◆ **REQUIREMENTS**:
Check each line of the listing, and copy it if it contains the word "http".

☆ ☆ ☆

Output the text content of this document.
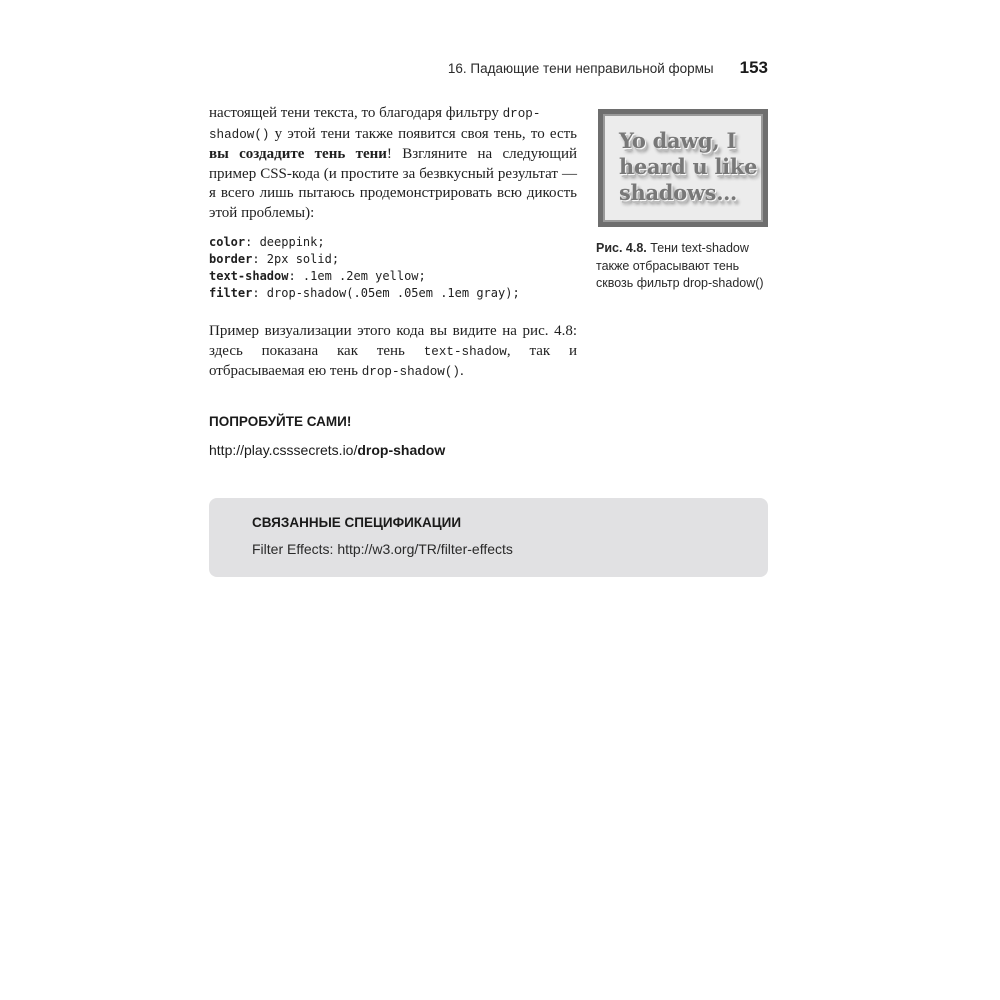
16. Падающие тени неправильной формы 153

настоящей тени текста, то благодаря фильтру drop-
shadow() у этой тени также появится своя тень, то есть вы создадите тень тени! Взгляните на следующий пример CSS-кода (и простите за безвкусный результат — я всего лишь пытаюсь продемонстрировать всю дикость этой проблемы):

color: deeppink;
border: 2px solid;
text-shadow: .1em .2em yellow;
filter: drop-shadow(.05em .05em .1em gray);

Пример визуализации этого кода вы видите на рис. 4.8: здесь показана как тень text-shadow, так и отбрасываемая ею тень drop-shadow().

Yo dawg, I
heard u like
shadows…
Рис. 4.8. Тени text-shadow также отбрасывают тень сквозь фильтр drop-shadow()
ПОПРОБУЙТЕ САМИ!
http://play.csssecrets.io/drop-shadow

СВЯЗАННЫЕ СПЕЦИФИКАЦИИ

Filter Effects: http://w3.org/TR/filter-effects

☆ ☆ ☆

◆ **TASK RESPONSE**:
http://play.csssecrets.io/drop-shadow
Filter Effects: http://w3.org/TR/filter-effects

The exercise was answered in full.